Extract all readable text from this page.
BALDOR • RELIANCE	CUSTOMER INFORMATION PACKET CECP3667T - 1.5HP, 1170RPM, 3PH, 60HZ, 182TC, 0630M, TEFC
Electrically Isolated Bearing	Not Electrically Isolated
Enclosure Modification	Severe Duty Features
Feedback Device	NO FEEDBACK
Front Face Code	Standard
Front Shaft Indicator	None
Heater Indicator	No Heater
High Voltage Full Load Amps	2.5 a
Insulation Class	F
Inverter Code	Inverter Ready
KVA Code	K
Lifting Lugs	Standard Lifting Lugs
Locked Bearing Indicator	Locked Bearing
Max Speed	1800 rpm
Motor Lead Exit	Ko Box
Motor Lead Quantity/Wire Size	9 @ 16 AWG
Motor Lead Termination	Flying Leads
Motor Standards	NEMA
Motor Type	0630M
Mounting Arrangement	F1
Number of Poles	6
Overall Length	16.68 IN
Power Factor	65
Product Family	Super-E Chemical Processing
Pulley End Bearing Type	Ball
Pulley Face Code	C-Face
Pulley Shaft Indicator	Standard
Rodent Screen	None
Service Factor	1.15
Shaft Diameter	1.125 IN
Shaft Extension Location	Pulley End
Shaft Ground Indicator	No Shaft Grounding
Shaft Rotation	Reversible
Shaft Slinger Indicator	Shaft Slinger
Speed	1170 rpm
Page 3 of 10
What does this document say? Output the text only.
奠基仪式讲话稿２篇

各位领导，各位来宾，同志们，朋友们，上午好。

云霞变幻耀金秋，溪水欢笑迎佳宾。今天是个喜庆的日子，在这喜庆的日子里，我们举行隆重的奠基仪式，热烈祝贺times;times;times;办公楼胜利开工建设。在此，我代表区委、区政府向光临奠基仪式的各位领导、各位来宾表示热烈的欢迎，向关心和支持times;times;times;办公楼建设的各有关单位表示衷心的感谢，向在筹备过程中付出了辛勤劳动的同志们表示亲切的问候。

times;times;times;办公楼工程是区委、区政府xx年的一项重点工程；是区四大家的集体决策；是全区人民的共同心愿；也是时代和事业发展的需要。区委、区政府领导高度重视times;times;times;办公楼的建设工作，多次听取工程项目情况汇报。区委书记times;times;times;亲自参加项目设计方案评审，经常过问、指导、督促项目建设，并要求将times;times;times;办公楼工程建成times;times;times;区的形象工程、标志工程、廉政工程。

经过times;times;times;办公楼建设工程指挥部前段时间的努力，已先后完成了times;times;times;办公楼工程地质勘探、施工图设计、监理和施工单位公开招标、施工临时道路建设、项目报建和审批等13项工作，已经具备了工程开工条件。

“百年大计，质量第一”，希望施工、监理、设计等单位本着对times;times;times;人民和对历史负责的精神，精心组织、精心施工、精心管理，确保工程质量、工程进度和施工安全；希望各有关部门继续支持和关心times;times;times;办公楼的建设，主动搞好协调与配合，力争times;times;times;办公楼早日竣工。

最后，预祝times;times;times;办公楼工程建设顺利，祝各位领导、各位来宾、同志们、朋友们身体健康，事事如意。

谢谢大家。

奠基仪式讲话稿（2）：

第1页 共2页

---

◆ Goal of the exercise: Write out every line of the data that holds the word "Bearing".

◆ Expected answer:
Electrically Isolated Bearing	Not Electrically Isolated
Locked Bearing Indicator	Locked Bearing
Pulley End Bearing Type	Ball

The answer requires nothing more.